* Consegna:
Risponda alle seguenti domande sul brano relativo all'accoglienza dei rifugiati.
(a) Quale nuova emergenza richiede un nuovo impegno economico?
(b) Che cosa richiedevano alcuni bandi?
(c) Entro quale data scadranno molti dei permessi di soggiorno concessi ai rifugiati?

* Estratto del documento:
== == ==

Anche perché in tanti sono costretti a fare i conti con una situazione economica difficile, che lascia poco spazio alla beneficienza. E poi ci sono le nuove emergenze: il terremoto che ha colpito Siria e Turchia richiede un nuovo impegno economico in sostegno di popolazioni in grande difficoltà. E poi ci sono le difficoltà burocratiche». Nessuna semplificazione? «Nella gestione dell’accoglienza lo Stato ha fallito completamente. A conti fatti è stato il Terzo Settore, in tutte le sue articolazioni, ad assorbire il colpo della fase emergenziale. E nonostante questo non c’è stato mai un reale confronto su problemi e necessità, anzi in qualche caso si sono verificate situazioni paradossali. Si pensi che alcuni bandi richiedevano la messa a disposizione di strutture vuote, mentre quegli spazi erano già occupati dai rifugiati: paradossalmente avremmo dovuto mettere in strada chi era stato accolto per accedere ai bandi e quindi alle risorse.
E questo corto circuito dura ancora: entro il prossimo 4 marzo scadranno molti dei permessi di soggiorno concessi ai rifugiati, ne è stata già decretata la proroga fino al 31 dicembre, tuttavia non ci sono indicazioni sulla procedura di attuazione.
Cosa succederà? Che si arriverà all’ultimo momento utile e gli uffici saranno travolti da un sovraccarico di lavoro che li metterà in crisi, con evidenti disagi per gli uffici stessi e per le strutture che assistono i rifugiati».

== == ==

Voci di disposizione spaziale
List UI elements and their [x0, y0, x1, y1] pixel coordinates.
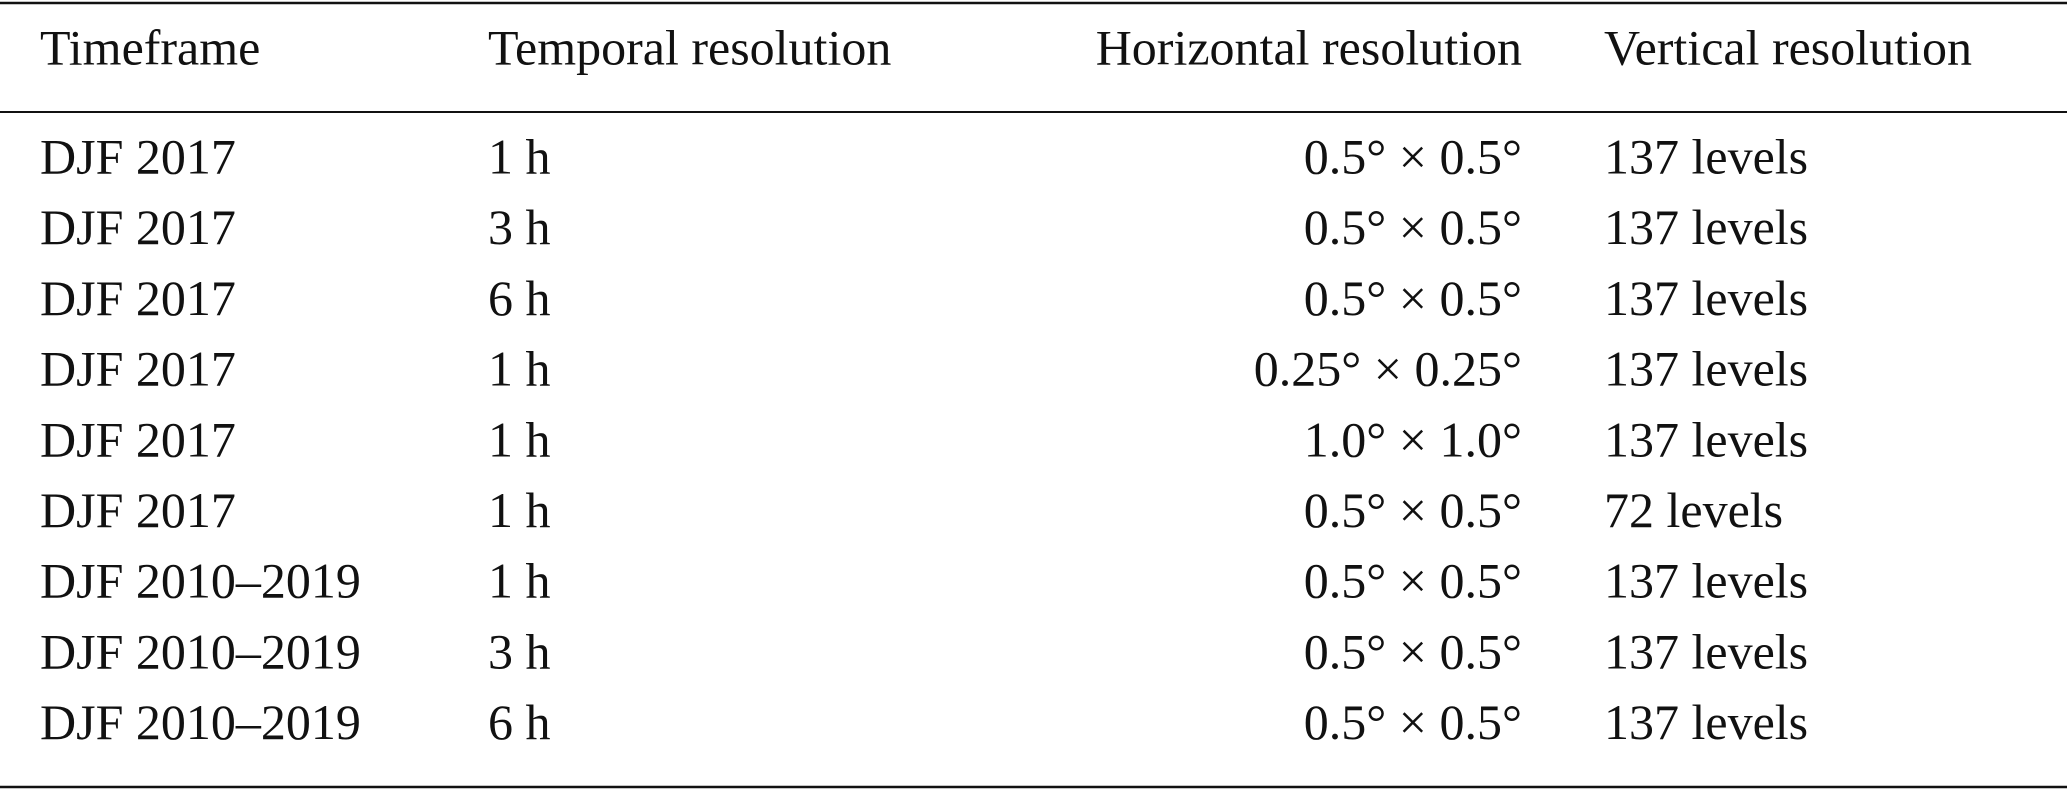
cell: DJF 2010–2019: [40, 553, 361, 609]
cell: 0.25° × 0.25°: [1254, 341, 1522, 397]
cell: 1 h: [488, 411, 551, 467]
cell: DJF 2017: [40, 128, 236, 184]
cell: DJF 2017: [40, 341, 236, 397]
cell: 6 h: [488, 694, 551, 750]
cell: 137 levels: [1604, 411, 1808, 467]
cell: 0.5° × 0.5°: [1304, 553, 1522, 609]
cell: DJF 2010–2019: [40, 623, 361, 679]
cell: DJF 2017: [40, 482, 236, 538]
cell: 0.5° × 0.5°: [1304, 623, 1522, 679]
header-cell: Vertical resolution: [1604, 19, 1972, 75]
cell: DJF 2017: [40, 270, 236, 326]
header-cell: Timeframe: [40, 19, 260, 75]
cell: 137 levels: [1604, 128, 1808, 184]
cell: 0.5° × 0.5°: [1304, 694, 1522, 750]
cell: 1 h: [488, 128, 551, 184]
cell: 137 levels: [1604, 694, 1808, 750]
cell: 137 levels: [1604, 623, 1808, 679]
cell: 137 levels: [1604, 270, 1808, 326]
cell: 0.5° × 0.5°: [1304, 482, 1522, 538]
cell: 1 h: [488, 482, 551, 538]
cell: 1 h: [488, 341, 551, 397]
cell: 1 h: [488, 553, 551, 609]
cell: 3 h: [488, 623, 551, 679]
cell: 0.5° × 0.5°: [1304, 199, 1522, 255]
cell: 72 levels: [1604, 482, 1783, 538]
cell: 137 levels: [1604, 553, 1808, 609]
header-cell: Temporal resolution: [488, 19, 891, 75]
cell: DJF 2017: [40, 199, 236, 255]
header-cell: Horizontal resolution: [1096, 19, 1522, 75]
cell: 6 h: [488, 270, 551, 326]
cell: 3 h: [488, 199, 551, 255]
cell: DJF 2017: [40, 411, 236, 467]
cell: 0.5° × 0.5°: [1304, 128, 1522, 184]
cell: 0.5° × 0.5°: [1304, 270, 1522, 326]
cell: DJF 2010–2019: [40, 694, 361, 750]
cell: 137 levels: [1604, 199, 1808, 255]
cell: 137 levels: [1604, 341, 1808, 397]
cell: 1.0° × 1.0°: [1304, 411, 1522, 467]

== == ==

* Soluzione:
(a) Il terremoto che ha colpito Siria e Turchia.
(b) La messa a disposizione di strutture vuote.
(c) Entro il prossimo 4 marzo.